- STATED PROBLEM
Swap every "grid-dot" in the items below for "grid-point", and reproduce all other text unchanged.

- DATA RECORDS
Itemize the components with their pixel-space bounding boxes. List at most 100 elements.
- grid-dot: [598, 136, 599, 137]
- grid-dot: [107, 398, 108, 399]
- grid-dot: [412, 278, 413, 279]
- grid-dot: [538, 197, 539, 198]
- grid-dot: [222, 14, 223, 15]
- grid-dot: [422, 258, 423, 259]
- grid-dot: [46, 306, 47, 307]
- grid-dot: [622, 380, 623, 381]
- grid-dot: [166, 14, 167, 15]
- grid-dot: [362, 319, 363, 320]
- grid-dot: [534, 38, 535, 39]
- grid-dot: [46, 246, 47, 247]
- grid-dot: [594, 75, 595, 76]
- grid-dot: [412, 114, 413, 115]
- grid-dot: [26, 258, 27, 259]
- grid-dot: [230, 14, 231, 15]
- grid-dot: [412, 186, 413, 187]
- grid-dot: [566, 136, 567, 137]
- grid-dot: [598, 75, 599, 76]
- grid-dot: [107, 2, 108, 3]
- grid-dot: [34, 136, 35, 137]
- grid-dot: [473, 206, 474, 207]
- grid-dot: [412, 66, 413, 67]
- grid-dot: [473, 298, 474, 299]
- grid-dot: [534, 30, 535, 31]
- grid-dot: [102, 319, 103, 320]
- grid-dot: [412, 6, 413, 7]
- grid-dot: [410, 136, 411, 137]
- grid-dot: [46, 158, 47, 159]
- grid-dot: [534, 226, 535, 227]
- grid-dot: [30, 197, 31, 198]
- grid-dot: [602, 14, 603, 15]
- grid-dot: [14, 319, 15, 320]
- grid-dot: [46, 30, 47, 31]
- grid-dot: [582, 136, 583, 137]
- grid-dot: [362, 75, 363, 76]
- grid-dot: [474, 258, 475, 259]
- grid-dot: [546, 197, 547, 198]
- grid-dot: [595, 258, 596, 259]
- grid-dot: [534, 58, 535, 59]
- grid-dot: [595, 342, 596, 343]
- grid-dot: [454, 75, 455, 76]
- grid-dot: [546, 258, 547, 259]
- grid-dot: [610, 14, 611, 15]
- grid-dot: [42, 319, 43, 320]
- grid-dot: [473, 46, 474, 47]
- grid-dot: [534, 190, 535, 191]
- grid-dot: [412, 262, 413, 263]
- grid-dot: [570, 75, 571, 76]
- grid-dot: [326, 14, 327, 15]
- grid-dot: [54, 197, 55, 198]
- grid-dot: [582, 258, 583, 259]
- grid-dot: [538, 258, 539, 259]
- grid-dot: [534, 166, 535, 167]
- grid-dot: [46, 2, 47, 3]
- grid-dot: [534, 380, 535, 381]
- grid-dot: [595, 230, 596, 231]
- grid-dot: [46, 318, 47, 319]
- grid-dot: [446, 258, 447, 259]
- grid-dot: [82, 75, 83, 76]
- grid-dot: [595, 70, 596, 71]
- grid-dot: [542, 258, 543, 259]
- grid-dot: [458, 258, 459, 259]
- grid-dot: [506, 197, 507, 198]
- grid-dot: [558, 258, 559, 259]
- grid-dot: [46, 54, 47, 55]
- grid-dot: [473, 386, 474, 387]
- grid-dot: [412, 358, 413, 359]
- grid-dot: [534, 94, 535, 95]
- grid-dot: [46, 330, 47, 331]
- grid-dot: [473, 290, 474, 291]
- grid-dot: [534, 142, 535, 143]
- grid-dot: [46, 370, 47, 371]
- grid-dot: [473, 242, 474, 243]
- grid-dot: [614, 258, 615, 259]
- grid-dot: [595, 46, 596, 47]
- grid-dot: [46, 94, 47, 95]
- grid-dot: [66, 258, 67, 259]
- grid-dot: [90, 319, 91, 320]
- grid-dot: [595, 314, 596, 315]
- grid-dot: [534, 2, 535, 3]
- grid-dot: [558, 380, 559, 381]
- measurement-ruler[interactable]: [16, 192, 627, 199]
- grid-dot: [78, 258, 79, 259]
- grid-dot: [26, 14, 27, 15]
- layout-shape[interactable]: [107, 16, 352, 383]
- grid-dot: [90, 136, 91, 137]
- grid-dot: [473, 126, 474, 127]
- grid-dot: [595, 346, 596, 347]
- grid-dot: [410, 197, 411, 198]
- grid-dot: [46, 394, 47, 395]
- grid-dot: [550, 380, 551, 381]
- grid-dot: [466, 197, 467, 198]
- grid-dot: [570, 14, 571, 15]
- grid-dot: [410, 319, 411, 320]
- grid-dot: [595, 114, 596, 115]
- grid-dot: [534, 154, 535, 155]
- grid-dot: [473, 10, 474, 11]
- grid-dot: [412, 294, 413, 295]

- SOLUTION TO THE PROBLEM
Itemize the components with their pixel-space bounding boxes. List at most 100 elements.
- grid-point: [598, 136, 599, 137]
- grid-point: [107, 398, 108, 399]
- grid-point: [412, 278, 413, 279]
- grid-point: [538, 197, 539, 198]
- grid-point: [222, 14, 223, 15]
- grid-point: [422, 258, 423, 259]
- grid-point: [46, 306, 47, 307]
- grid-point: [622, 380, 623, 381]
- grid-point: [166, 14, 167, 15]
- grid-point: [362, 319, 363, 320]
- grid-point: [534, 38, 535, 39]
- grid-point: [46, 246, 47, 247]
- grid-point: [594, 75, 595, 76]
- grid-point: [412, 114, 413, 115]
- grid-point: [26, 258, 27, 259]
- grid-point: [230, 14, 231, 15]
- grid-point: [412, 186, 413, 187]
- grid-point: [566, 136, 567, 137]
- grid-point: [598, 75, 599, 76]
- grid-point: [107, 2, 108, 3]
- grid-point: [34, 136, 35, 137]
- grid-point: [473, 206, 474, 207]
- grid-point: [412, 66, 413, 67]
- grid-point: [473, 298, 474, 299]
- grid-point: [534, 30, 535, 31]
- grid-point: [102, 319, 103, 320]
- grid-point: [412, 6, 413, 7]
- grid-point: [410, 136, 411, 137]
- grid-point: [46, 158, 47, 159]
- grid-point: [534, 226, 535, 227]
- grid-point: [30, 197, 31, 198]
- grid-point: [602, 14, 603, 15]
- grid-point: [14, 319, 15, 320]
- grid-point: [46, 30, 47, 31]
- grid-point: [582, 136, 583, 137]
- grid-point: [362, 75, 363, 76]
- grid-point: [474, 258, 475, 259]
- grid-point: [546, 197, 547, 198]
- grid-point: [595, 258, 596, 259]
- grid-point: [534, 58, 535, 59]
- grid-point: [595, 342, 596, 343]
- grid-point: [454, 75, 455, 76]
- grid-point: [546, 258, 547, 259]
- grid-point: [610, 14, 611, 15]
- grid-point: [42, 319, 43, 320]
- grid-point: [473, 46, 474, 47]
- grid-point: [534, 190, 535, 191]
- grid-point: [412, 262, 413, 263]
- grid-point: [570, 75, 571, 76]
- grid-point: [326, 14, 327, 15]
- grid-point: [54, 197, 55, 198]
- grid-point: [582, 258, 583, 259]
- grid-point: [538, 258, 539, 259]
- grid-point: [534, 166, 535, 167]
- grid-point: [46, 2, 47, 3]
- grid-point: [534, 380, 535, 381]
- grid-point: [595, 230, 596, 231]
- grid-point: [46, 318, 47, 319]
- grid-point: [446, 258, 447, 259]
- grid-point: [82, 75, 83, 76]
- grid-point: [595, 70, 596, 71]
- grid-point: [542, 258, 543, 259]
- grid-point: [458, 258, 459, 259]
- grid-point: [506, 197, 507, 198]
- grid-point: [558, 258, 559, 259]
- grid-point: [46, 54, 47, 55]
- grid-point: [473, 386, 474, 387]
- grid-point: [412, 358, 413, 359]
- grid-point: [534, 94, 535, 95]
- grid-point: [46, 330, 47, 331]
- grid-point: [473, 290, 474, 291]
- grid-point: [534, 142, 535, 143]
- grid-point: [46, 370, 47, 371]
- grid-point: [473, 242, 474, 243]
- grid-point: [614, 258, 615, 259]
- grid-point: [595, 46, 596, 47]
- grid-point: [46, 94, 47, 95]
- grid-point: [66, 258, 67, 259]
- grid-point: [90, 319, 91, 320]
- grid-point: [595, 314, 596, 315]
- grid-point: [534, 2, 535, 3]
- grid-point: [558, 380, 559, 381]
- measurement-ruler[interactable]: [16, 192, 627, 199]
- grid-point: [78, 258, 79, 259]
- grid-point: [26, 14, 27, 15]
- layout-shape[interactable]: [107, 16, 352, 383]
- grid-point: [90, 136, 91, 137]
- grid-point: [473, 126, 474, 127]
- grid-point: [595, 346, 596, 347]
- grid-point: [410, 197, 411, 198]
- grid-point: [46, 394, 47, 395]
- grid-point: [550, 380, 551, 381]
- grid-point: [466, 197, 467, 198]
- grid-point: [570, 14, 571, 15]
- grid-point: [410, 319, 411, 320]
- grid-point: [595, 114, 596, 115]
- grid-point: [534, 154, 535, 155]
- grid-point: [473, 10, 474, 11]
- grid-point: [412, 294, 413, 295]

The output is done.